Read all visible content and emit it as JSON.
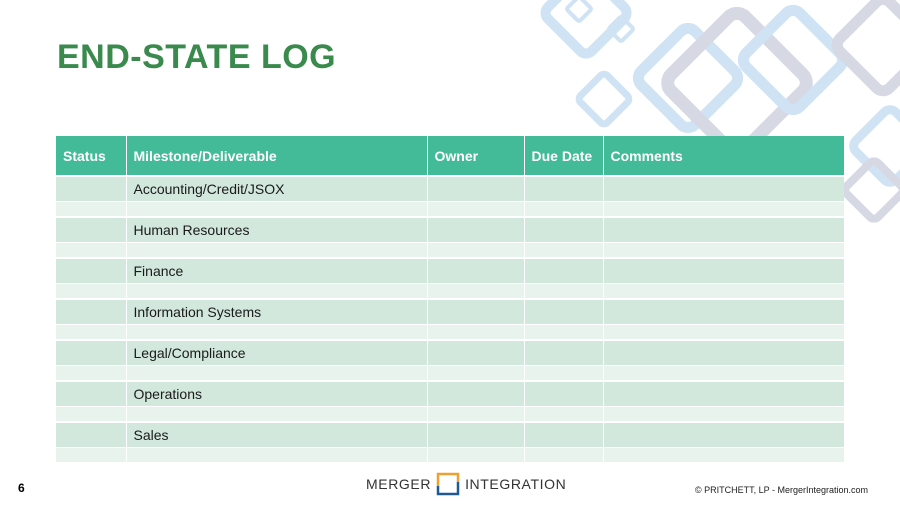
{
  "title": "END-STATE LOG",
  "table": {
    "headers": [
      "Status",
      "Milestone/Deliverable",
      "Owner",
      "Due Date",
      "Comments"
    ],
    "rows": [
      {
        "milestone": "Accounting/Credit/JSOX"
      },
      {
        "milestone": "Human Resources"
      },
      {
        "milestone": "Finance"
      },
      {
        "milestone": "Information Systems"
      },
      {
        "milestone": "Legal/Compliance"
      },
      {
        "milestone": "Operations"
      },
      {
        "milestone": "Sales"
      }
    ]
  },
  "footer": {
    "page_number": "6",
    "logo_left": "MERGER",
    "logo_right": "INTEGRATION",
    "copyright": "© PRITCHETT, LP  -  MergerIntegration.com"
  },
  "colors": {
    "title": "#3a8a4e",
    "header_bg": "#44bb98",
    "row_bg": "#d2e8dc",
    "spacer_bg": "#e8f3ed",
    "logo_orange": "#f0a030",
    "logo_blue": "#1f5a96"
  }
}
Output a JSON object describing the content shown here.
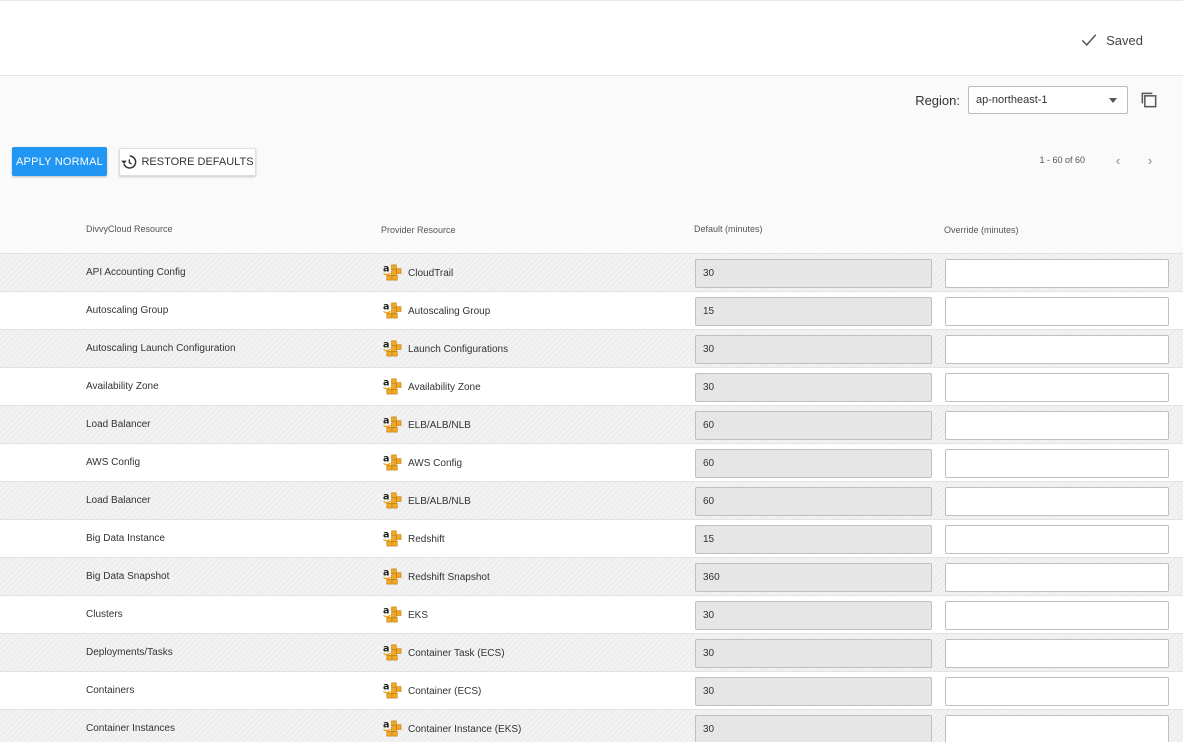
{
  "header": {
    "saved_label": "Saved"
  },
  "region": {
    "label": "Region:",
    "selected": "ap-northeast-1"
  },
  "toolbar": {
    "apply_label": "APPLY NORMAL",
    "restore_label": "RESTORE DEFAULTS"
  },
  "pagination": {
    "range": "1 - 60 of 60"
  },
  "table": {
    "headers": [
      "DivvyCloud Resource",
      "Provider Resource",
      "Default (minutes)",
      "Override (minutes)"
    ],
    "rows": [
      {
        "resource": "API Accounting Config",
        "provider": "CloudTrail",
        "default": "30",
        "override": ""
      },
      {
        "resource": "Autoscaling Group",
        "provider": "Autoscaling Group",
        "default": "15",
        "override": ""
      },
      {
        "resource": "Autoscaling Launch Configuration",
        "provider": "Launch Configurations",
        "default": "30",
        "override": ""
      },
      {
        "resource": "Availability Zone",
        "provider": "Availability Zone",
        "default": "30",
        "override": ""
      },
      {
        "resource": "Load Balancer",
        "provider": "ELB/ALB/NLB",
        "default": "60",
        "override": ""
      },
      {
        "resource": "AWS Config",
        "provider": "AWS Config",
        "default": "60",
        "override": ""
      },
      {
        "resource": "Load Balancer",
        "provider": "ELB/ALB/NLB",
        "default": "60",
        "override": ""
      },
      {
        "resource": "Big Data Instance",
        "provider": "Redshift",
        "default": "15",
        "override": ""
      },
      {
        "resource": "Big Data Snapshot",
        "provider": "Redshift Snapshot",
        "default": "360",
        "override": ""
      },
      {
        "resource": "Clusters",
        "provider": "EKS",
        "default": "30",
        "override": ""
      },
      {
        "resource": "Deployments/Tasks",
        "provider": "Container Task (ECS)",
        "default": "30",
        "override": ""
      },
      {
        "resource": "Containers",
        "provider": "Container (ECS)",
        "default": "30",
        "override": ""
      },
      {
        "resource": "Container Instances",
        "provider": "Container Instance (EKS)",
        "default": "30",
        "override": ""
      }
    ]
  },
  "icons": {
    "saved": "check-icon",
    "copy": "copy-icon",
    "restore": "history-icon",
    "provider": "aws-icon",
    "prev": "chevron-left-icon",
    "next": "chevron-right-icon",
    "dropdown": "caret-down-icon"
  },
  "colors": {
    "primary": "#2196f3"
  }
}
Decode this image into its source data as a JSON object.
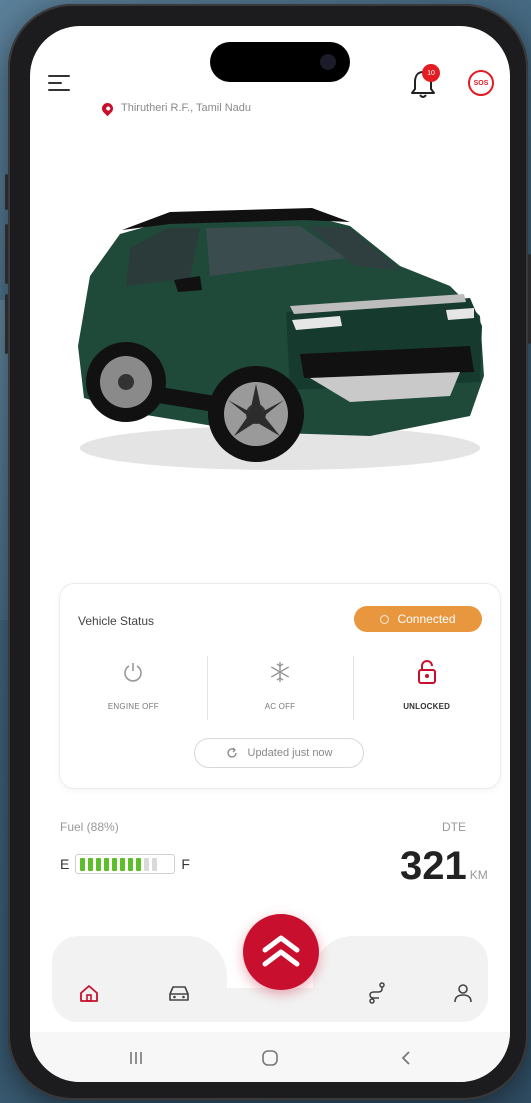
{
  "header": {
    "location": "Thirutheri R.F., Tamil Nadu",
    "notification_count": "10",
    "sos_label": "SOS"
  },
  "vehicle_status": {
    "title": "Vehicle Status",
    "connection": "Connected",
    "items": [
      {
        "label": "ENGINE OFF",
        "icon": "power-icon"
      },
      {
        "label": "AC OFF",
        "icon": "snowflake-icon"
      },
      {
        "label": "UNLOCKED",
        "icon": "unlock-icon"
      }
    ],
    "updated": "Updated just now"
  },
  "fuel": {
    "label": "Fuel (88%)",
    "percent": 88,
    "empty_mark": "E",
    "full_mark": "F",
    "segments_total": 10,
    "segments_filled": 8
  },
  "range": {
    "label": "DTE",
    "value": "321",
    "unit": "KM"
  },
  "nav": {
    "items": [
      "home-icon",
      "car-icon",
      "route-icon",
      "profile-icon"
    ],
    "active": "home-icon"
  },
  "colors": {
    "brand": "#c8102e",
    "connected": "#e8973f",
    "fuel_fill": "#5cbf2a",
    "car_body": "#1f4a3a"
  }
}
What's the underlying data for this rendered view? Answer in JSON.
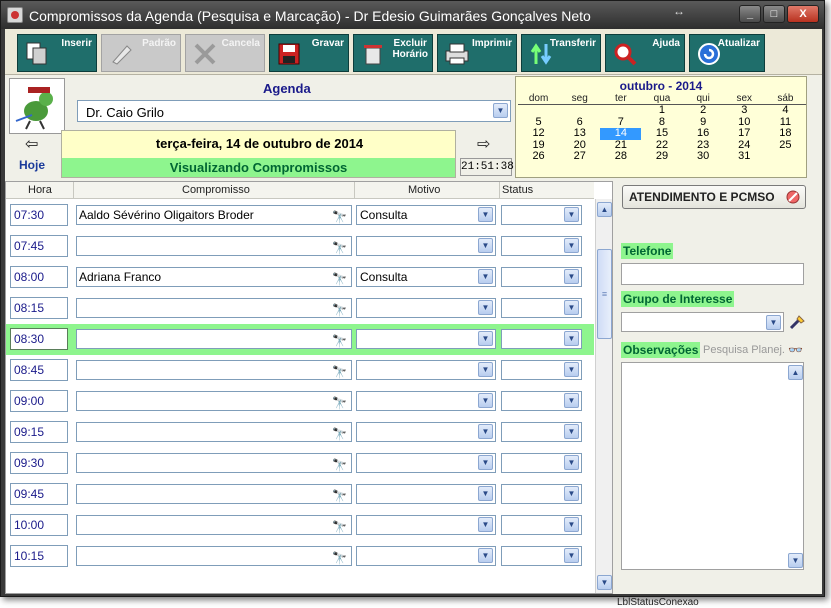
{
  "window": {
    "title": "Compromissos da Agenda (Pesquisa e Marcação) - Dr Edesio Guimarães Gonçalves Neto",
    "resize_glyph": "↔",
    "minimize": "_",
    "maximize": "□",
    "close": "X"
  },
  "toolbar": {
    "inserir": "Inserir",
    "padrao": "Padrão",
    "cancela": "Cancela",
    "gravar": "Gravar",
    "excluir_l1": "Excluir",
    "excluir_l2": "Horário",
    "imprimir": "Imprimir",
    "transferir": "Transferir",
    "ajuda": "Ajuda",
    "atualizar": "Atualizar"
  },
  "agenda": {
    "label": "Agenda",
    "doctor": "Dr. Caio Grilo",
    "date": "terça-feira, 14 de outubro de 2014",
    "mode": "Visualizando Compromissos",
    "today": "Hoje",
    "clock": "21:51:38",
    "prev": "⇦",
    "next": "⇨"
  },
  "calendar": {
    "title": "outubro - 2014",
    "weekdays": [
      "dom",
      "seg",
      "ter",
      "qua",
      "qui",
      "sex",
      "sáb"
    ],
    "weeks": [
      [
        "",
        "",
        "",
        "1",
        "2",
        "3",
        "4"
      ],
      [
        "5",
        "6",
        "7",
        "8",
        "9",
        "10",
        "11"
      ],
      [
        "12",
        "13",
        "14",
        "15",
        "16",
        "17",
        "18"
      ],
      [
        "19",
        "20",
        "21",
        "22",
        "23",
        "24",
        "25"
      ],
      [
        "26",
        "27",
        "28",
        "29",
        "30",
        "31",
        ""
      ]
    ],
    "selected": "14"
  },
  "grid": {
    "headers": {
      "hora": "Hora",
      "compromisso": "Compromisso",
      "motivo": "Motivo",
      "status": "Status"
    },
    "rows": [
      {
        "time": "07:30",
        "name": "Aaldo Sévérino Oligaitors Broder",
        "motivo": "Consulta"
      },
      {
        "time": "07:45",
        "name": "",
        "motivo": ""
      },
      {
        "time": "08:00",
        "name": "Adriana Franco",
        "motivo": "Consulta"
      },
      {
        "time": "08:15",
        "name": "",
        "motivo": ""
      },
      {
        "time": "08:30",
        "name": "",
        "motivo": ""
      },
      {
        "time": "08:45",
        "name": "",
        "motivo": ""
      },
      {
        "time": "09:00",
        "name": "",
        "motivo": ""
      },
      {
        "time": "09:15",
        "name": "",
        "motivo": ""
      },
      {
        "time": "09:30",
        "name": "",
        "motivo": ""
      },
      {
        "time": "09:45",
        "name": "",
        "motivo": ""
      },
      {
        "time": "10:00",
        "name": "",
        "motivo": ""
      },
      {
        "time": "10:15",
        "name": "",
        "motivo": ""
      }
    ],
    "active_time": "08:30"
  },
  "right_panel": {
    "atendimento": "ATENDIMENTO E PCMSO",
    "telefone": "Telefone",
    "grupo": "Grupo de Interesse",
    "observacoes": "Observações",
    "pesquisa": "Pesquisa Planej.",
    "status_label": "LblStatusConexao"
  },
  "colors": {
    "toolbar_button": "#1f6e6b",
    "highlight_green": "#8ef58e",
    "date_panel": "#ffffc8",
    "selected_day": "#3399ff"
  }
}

▶ [What needs to be done]: Exclude every picture and copy the remaining data exactly.

▶ [Solution below]:
Read all visible content and emit it as JSON.
{
  "title": "END-STATE LOG",
  "table": {
    "headers": [
      "Status",
      "Milestone/Deliverable",
      "Owner",
      "Due Date",
      "Comments"
    ],
    "rows": [
      {
        "milestone": "Accounting/Credit/JSOX"
      },
      {
        "milestone": "Human Resources"
      },
      {
        "milestone": "Finance"
      },
      {
        "milestone": "Information Systems"
      },
      {
        "milestone": "Legal/Compliance"
      },
      {
        "milestone": "Operations"
      },
      {
        "milestone": "Sales"
      }
    ]
  },
  "footer": {
    "page_number": "6",
    "logo_left": "MERGER",
    "logo_right": "INTEGRATION",
    "copyright": "© PRITCHETT, LP  -  MergerIntegration.com"
  },
  "colors": {
    "title": "#3a8a4e",
    "header_bg": "#44bb98",
    "row_bg": "#d2e8dc",
    "spacer_bg": "#e8f3ed",
    "logo_orange": "#f0a030",
    "logo_blue": "#1f5a96"
  }
}
Output a JSON object describing the content shown here.
{
  "header": {
    "saved_label": "Saved"
  },
  "region": {
    "label": "Region:",
    "selected": "ap-northeast-1"
  },
  "toolbar": {
    "apply_label": "APPLY NORMAL",
    "restore_label": "RESTORE DEFAULTS"
  },
  "pagination": {
    "range": "1 - 60 of 60"
  },
  "table": {
    "headers": [
      "DivvyCloud Resource",
      "Provider Resource",
      "Default (minutes)",
      "Override (minutes)"
    ],
    "rows": [
      {
        "resource": "API Accounting Config",
        "provider": "CloudTrail",
        "default": "30",
        "override": ""
      },
      {
        "resource": "Autoscaling Group",
        "provider": "Autoscaling Group",
        "default": "15",
        "override": ""
      },
      {
        "resource": "Autoscaling Launch Configuration",
        "provider": "Launch Configurations",
        "default": "30",
        "override": ""
      },
      {
        "resource": "Availability Zone",
        "provider": "Availability Zone",
        "default": "30",
        "override": ""
      },
      {
        "resource": "Load Balancer",
        "provider": "ELB/ALB/NLB",
        "default": "60",
        "override": ""
      },
      {
        "resource": "AWS Config",
        "provider": "AWS Config",
        "default": "60",
        "override": ""
      },
      {
        "resource": "Load Balancer",
        "provider": "ELB/ALB/NLB",
        "default": "60",
        "override": ""
      },
      {
        "resource": "Big Data Instance",
        "provider": "Redshift",
        "default": "15",
        "override": ""
      },
      {
        "resource": "Big Data Snapshot",
        "provider": "Redshift Snapshot",
        "default": "360",
        "override": ""
      },
      {
        "resource": "Clusters",
        "provider": "EKS",
        "default": "30",
        "override": ""
      },
      {
        "resource": "Deployments/Tasks",
        "provider": "Container Task (ECS)",
        "default": "30",
        "override": ""
      },
      {
        "resource": "Containers",
        "provider": "Container (ECS)",
        "default": "30",
        "override": ""
      },
      {
        "resource": "Container Instances",
        "provider": "Container Instance (EKS)",
        "default": "30",
        "override": ""
      }
    ]
  },
  "icons": {
    "saved": "check-icon",
    "copy": "copy-icon",
    "restore": "history-icon",
    "provider": "aws-icon",
    "prev": "chevron-left-icon",
    "next": "chevron-right-icon",
    "dropdown": "caret-down-icon"
  },
  "colors": {
    "primary": "#2196f3"
  }
}
Decode this image into its source data as a JSON object.
{
  "header": {
    "location": "Thirutheri R.F., Tamil Nadu",
    "notification_count": "10",
    "sos_label": "SOS"
  },
  "vehicle_status": {
    "title": "Vehicle Status",
    "connection": "Connected",
    "items": [
      {
        "label": "ENGINE OFF",
        "icon": "power-icon"
      },
      {
        "label": "AC OFF",
        "icon": "snowflake-icon"
      },
      {
        "label": "UNLOCKED",
        "icon": "unlock-icon"
      }
    ],
    "updated": "Updated just now"
  },
  "fuel": {
    "label": "Fuel (88%)",
    "percent": 88,
    "empty_mark": "E",
    "full_mark": "F",
    "segments_total": 10,
    "segments_filled": 8
  },
  "range": {
    "label": "DTE",
    "value": "321",
    "unit": "KM"
  },
  "nav": {
    "items": [
      "home-icon",
      "car-icon",
      "route-icon",
      "profile-icon"
    ],
    "active": "home-icon"
  },
  "colors": {
    "brand": "#c8102e",
    "connected": "#e8973f",
    "fuel_fill": "#5cbf2a",
    "car_body": "#1f4a3a"
  }
}
What's the underlying data for this rendered view? Answer in JSON.
{
  "window": {
    "title": "Compromissos da Agenda (Pesquisa e Marcação) - Dr Edesio Guimarães Gonçalves Neto",
    "resize_glyph": "↔",
    "minimize": "_",
    "maximize": "□",
    "close": "X"
  },
  "toolbar": {
    "inserir": "Inserir",
    "padrao": "Padrão",
    "cancela": "Cancela",
    "gravar": "Gravar",
    "excluir_l1": "Excluir",
    "excluir_l2": "Horário",
    "imprimir": "Imprimir",
    "transferir": "Transferir",
    "ajuda": "Ajuda",
    "atualizar": "Atualizar"
  },
  "agenda": {
    "label": "Agenda",
    "doctor": "Dr. Caio Grilo",
    "date": "terça-feira, 14 de outubro de 2014",
    "mode": "Visualizando Compromissos",
    "today": "Hoje",
    "clock": "21:51:38",
    "prev": "⇦",
    "next": "⇨"
  },
  "calendar": {
    "title": "outubro - 2014",
    "weekdays": [
      "dom",
      "seg",
      "ter",
      "qua",
      "qui",
      "sex",
      "sáb"
    ],
    "weeks": [
      [
        "",
        "",
        "",
        "1",
        "2",
        "3",
        "4"
      ],
      [
        "5",
        "6",
        "7",
        "8",
        "9",
        "10",
        "11"
      ],
      [
        "12",
        "13",
        "14",
        "15",
        "16",
        "17",
        "18"
      ],
      [
        "19",
        "20",
        "21",
        "22",
        "23",
        "24",
        "25"
      ],
      [
        "26",
        "27",
        "28",
        "29",
        "30",
        "31",
        ""
      ]
    ],
    "selected": "14"
  },
  "grid": {
    "headers": {
      "hora": "Hora",
      "compromisso": "Compromisso",
      "motivo": "Motivo",
      "status": "Status"
    },
    "rows": [
      {
        "time": "07:30",
        "name": "Aaldo Sévérino Oligaitors Broder",
        "motivo": "Consulta"
      },
      {
        "time": "07:45",
        "name": "",
        "motivo": ""
      },
      {
        "time": "08:00",
        "name": "Adriana Franco",
        "motivo": "Consulta"
      },
      {
        "time": "08:15",
        "name": "",
        "motivo": ""
      },
      {
        "time": "08:30",
        "name": "",
        "motivo": ""
      },
      {
        "time": "08:45",
        "name": "",
        "motivo": ""
      },
      {
        "time": "09:00",
        "name": "",
        "motivo": ""
      },
      {
        "time": "09:15",
        "name": "",
        "motivo": ""
      },
      {
        "time": "09:30",
        "name": "",
        "motivo": ""
      },
      {
        "time": "09:45",
        "name": "",
        "motivo": ""
      },
      {
        "time": "10:00",
        "name": "",
        "motivo": ""
      },
      {
        "time": "10:15",
        "name": "",
        "motivo": ""
      }
    ],
    "active_time": "08:30"
  },
  "right_panel": {
    "atendimento": "ATENDIMENTO E PCMSO",
    "telefone": "Telefone",
    "grupo": "Grupo de Interesse",
    "observacoes": "Observações",
    "pesquisa": "Pesquisa Planej.",
    "status_label": "LblStatusConexao"
  },
  "colors": {
    "toolbar_button": "#1f6e6b",
    "highlight_green": "#8ef58e",
    "date_panel": "#ffffc8",
    "selected_day": "#3399ff"
  }
}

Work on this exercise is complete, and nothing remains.